Answer with a number only: how many lines of the data contain "Production"?

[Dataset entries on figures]
-- Begin --
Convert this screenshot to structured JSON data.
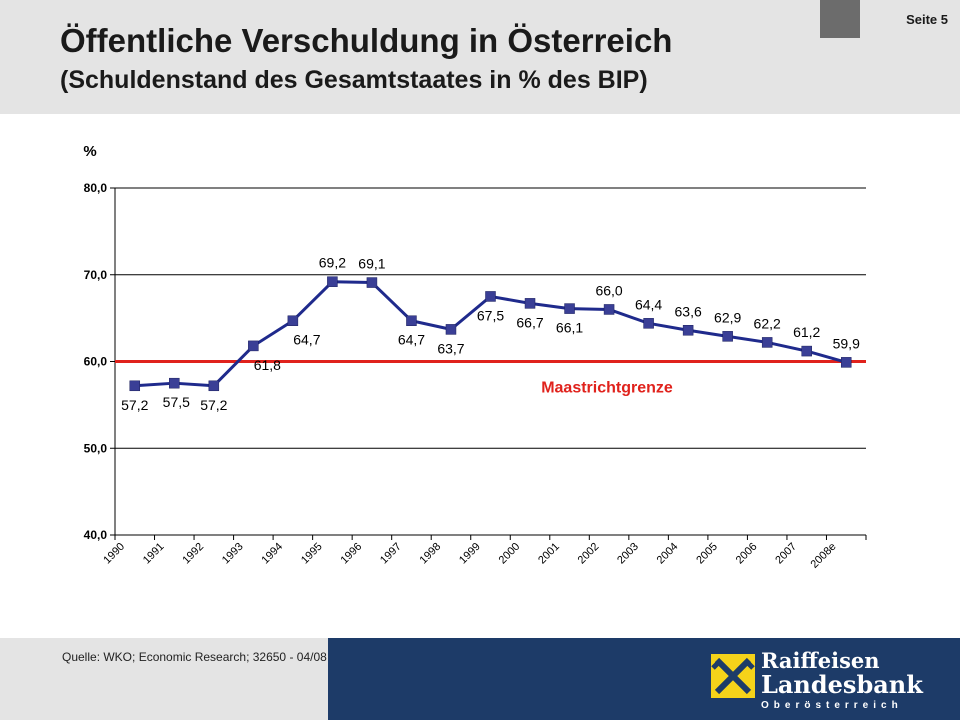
{
  "header": {
    "title": "Öffentliche Verschuldung in Österreich",
    "subtitle": "(Schuldenstand des Gesamtstaates in % des BIP)",
    "page_label": "Seite 5"
  },
  "footer": {
    "source": "Quelle: WKO; Economic Research; 32650 - 04/08",
    "logo": {
      "line1": "Raiffeisen",
      "line2": "Landesbank",
      "line3": "Oberösterreich"
    }
  },
  "colors": {
    "series": "#1f2a8c",
    "marker": "#3a3f96",
    "reference_line": "#e0221c",
    "header_bg": "#e4e4e4",
    "brand_navy": "#1d3b68",
    "brand_yellow": "#f5d31a"
  },
  "chart_data": {
    "type": "line",
    "title": "",
    "xlabel": "",
    "ylabel": "%",
    "ylim": [
      40,
      80
    ],
    "yticks": [
      "40,0",
      "50,0",
      "60,0",
      "70,0",
      "80,0"
    ],
    "ytick_values": [
      40,
      50,
      60,
      70,
      80
    ],
    "grid": "horizontal",
    "categories": [
      "1990",
      "1991",
      "1992",
      "1993",
      "1994",
      "1995",
      "1996",
      "1997",
      "1998",
      "1999",
      "2000",
      "2001",
      "2002",
      "2003",
      "2004",
      "2005",
      "2006",
      "2007",
      "2008e"
    ],
    "series": [
      {
        "name": "",
        "values": [
          57.2,
          57.5,
          57.2,
          61.8,
          64.7,
          69.2,
          69.1,
          64.7,
          63.7,
          67.5,
          66.7,
          66.1,
          66.0,
          64.4,
          63.6,
          62.9,
          62.2,
          61.2,
          59.9
        ],
        "labels": [
          "57,2",
          "57,5",
          "57,2",
          "61,8",
          "64,7",
          "69,2",
          "69,1",
          "64,7",
          "63,7",
          "67,5",
          "66,7",
          "66,1",
          "66,0",
          "64,4",
          "63,6",
          "62,9",
          "62,2",
          "61,2",
          "59,9"
        ]
      }
    ],
    "reference_line": {
      "value": 60,
      "label": "Maastrichtgrenze"
    }
  }
}
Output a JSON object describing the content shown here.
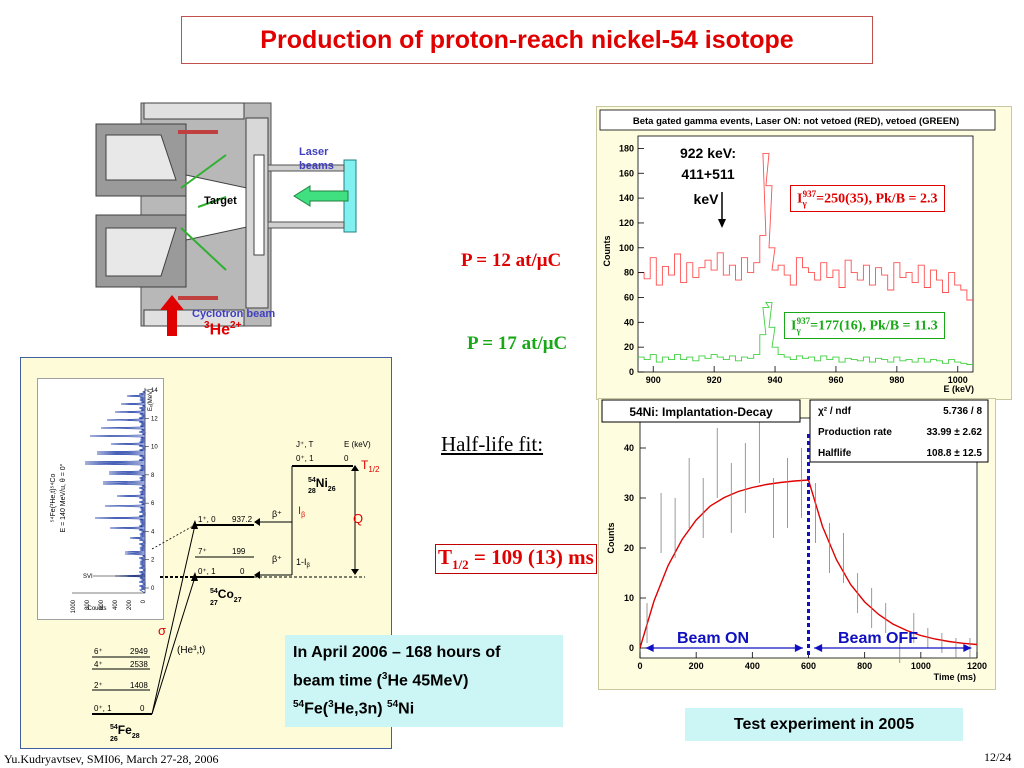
{
  "slide": {
    "title": "Production of proton-reach nickel-54 isotope",
    "footer_left": "Yu.Kudryavtsev, SMI06, March 27-28, 2006",
    "page_number": "12/24"
  },
  "setup": {
    "laser_label_1": "Laser",
    "laser_label_2": "beams",
    "target_label": "Target",
    "cyclotron_label": "Cyclotron beam",
    "he_label": "He",
    "he_mass": "3",
    "he_charge": "2+"
  },
  "pressure": {
    "p1": "P = 12 at/μC",
    "p2": "P = 17 at/μC"
  },
  "halflife": {
    "label": "Half-life fit:",
    "result_T": "T",
    "result_sub": "1/2",
    "result_value": " = 109 (13) ms"
  },
  "info_box": {
    "line1": "In April 2006 – 168 hours of",
    "line2a": "beam time (",
    "line2_sup": "3",
    "line2b": "He 45MeV)",
    "line3_sup1": "54",
    "line3a": "Fe(",
    "line3_sup2": "3",
    "line3b": "He,3n) ",
    "line3_sup3": "54",
    "line3c": "Ni"
  },
  "test_box": {
    "label": "Test experiment in 2005"
  },
  "gamma_chart": {
    "title": "Beta gated gamma events, Laser ON: not vetoed (RED), vetoed (GREEN)",
    "ylabel": "Counts",
    "xlabel": "E (keV)",
    "annotation_1": "922 keV:",
    "annotation_2": "411+511",
    "annotation_3": "keV",
    "red_label_pre": "I",
    "red_label_sub": "γ",
    "red_label_sup": "937",
    "red_label_post": "=250(35), Pk/B = 2.3",
    "green_label_pre": "I",
    "green_label_sub": "γ",
    "green_label_sup": "937",
    "green_label_post": "=177(16), Pk/B = 11.3"
  },
  "decay_chart": {
    "title": "54Ni: Implantation-Decay",
    "ylabel": "Counts",
    "xlabel": "Time (ms)",
    "stats": [
      {
        "name": "χ² / ndf",
        "value": "5.736 / 8"
      },
      {
        "name": "Production rate",
        "value": "33.99 ± 2.62"
      },
      {
        "name": "Halflife",
        "value": "108.8 ± 12.5"
      }
    ],
    "beam_on": "Beam ON",
    "beam_off": "Beam OFF"
  },
  "level_scheme": {
    "ni_label": "Ni",
    "ni_mass": "54",
    "ni_z": "28",
    "ni_n": "26",
    "co_label": "Co",
    "co_mass": "54",
    "co_z": "27",
    "co_n": "27",
    "fe_label": "Fe",
    "fe_mass": "54",
    "fe_z": "26",
    "fe_n": "28",
    "jt_header": "J⁺, T",
    "e_header": "E (keV)",
    "ni_level_jt": "0⁺, 1",
    "ni_level_e": "0",
    "co_levels": [
      {
        "jt": "1⁺, 0",
        "e": "937.2"
      },
      {
        "jt": "7⁺",
        "e": "199"
      },
      {
        "jt": "0⁺, 1",
        "e": "0"
      }
    ],
    "fe_levels": [
      {
        "jt": "6⁺",
        "e": "2949"
      },
      {
        "jt": "4⁺",
        "e": "2538"
      },
      {
        "jt": "2⁺",
        "e": "1408"
      },
      {
        "jt": "0⁺, 1",
        "e": "0"
      }
    ],
    "t_half": "T",
    "t_half_sub": "1/2",
    "q_label": "Q",
    "beta_plus_1": "β⁺",
    "i_beta": "I",
    "i_beta_sub": "β",
    "beta_plus_2": "β⁺",
    "one_minus_i": "1-I",
    "one_minus_i_sub": "β",
    "sigma": "σ",
    "reaction": "(He³,t)"
  },
  "spectrum_inset": {
    "rot_label_1": "⁵⁴Fe(³He,t)⁵⁴Co",
    "rot_label_2": "E = 140 MeV/u, θ = 0°",
    "ex_label": "Eₓ(MeV)",
    "counts_label": "Counts",
    "svi_label": "SVI",
    "tick_counts": [
      "1000",
      "800",
      "600",
      "400",
      "200",
      "0"
    ],
    "tick_ex": [
      "14",
      "12",
      "10",
      "8",
      "6",
      "4",
      "2",
      "0"
    ]
  },
  "chart_data": [
    {
      "type": "line",
      "title": "Beta gated gamma events, Laser ON: not vetoed (RED), vetoed (GREEN)",
      "xlabel": "E (keV)",
      "ylabel": "Counts",
      "xlim": [
        895,
        1005
      ],
      "ylim": [
        0,
        190
      ],
      "xticks": [
        900,
        920,
        940,
        960,
        980,
        1000
      ],
      "yticks": [
        0,
        20,
        40,
        60,
        80,
        100,
        120,
        140,
        160,
        180
      ],
      "series": [
        {
          "name": "RED",
          "color": "#ff5050",
          "x": [
            896,
            898,
            900,
            902,
            904,
            906,
            908,
            910,
            912,
            914,
            916,
            918,
            920,
            922,
            924,
            926,
            928,
            930,
            932,
            934,
            936,
            937,
            938,
            939,
            940,
            942,
            944,
            946,
            948,
            950,
            952,
            954,
            956,
            958,
            960,
            962,
            964,
            966,
            968,
            970,
            972,
            974,
            976,
            978,
            980,
            982,
            984,
            986,
            988,
            990,
            992,
            994,
            996,
            998,
            1000,
            1002,
            1004
          ],
          "y": [
            80,
            75,
            92,
            70,
            85,
            78,
            95,
            72,
            88,
            76,
            84,
            90,
            82,
            96,
            78,
            86,
            74,
            92,
            80,
            88,
            110,
            176,
            150,
            100,
            82,
            86,
            78,
            70,
            92,
            84,
            80,
            74,
            88,
            76,
            82,
            68,
            90,
            80,
            74,
            86,
            70,
            84,
            78,
            66,
            88,
            76,
            80,
            72,
            86,
            68,
            82,
            74,
            64,
            80,
            70,
            66,
            58
          ]
        },
        {
          "name": "GREEN",
          "color": "#40d040",
          "x": [
            896,
            898,
            900,
            902,
            904,
            906,
            908,
            910,
            912,
            914,
            916,
            918,
            920,
            922,
            924,
            926,
            928,
            930,
            932,
            934,
            936,
            937,
            938,
            939,
            940,
            942,
            944,
            946,
            948,
            950,
            952,
            954,
            956,
            958,
            960,
            962,
            964,
            966,
            968,
            970,
            972,
            974,
            976,
            978,
            980,
            982,
            984,
            986,
            988,
            990,
            992,
            994,
            996,
            998,
            1000,
            1002,
            1004
          ],
          "y": [
            12,
            10,
            14,
            8,
            12,
            10,
            14,
            10,
            12,
            9,
            13,
            11,
            14,
            12,
            10,
            13,
            9,
            12,
            11,
            14,
            30,
            52,
            56,
            36,
            20,
            14,
            12,
            10,
            13,
            11,
            12,
            9,
            13,
            10,
            12,
            8,
            11,
            10,
            9,
            12,
            8,
            11,
            10,
            8,
            12,
            9,
            10,
            8,
            11,
            8,
            10,
            9,
            7,
            10,
            8,
            7,
            6
          ]
        }
      ],
      "annotations": [
        "922 keV:",
        "411+511",
        "keV"
      ]
    },
    {
      "type": "line",
      "title": "54Ni: Implantation-Decay",
      "xlabel": "Time (ms)",
      "ylabel": "Counts",
      "xlim": [
        0,
        1200
      ],
      "ylim": [
        -2,
        46
      ],
      "xticks": [
        0,
        200,
        400,
        600,
        800,
        1000,
        1200
      ],
      "yticks": [
        0,
        10,
        20,
        30,
        40
      ],
      "series": [
        {
          "name": "fit",
          "color": "#e00000",
          "x": [
            0,
            50,
            100,
            150,
            200,
            250,
            300,
            350,
            400,
            450,
            500,
            550,
            600,
            650,
            700,
            750,
            800,
            850,
            900,
            950,
            1000,
            1050,
            1100,
            1150,
            1200
          ],
          "y": [
            0,
            9.4,
            16.5,
            21.7,
            25.6,
            28.4,
            30.1,
            31.3,
            32.1,
            32.7,
            33.1,
            33.4,
            33.6,
            24.3,
            17.6,
            12.7,
            9.2,
            6.7,
            4.8,
            3.5,
            2.5,
            1.8,
            1.3,
            0.95,
            0.7
          ]
        },
        {
          "name": "data",
          "color": "#000000",
          "x": [
            25,
            75,
            125,
            175,
            225,
            275,
            325,
            375,
            425,
            475,
            525,
            575,
            625,
            675,
            725,
            775,
            825,
            875,
            925,
            975,
            1025,
            1075,
            1125,
            1175
          ],
          "y": [
            5,
            25,
            24,
            31,
            28,
            37,
            30,
            34,
            40,
            28,
            31,
            33,
            27,
            20,
            18,
            11,
            8,
            6,
            0,
            4,
            2,
            1,
            0,
            0
          ],
          "err": [
            4,
            6,
            6,
            7,
            6,
            7,
            7,
            7,
            7,
            6,
            7,
            7,
            6,
            5,
            5,
            4,
            4,
            3,
            3,
            3,
            2,
            2,
            2,
            2
          ]
        }
      ],
      "annotations": [
        "Beam ON",
        "Beam OFF"
      ]
    }
  ]
}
-- End --
Finished exercise:
2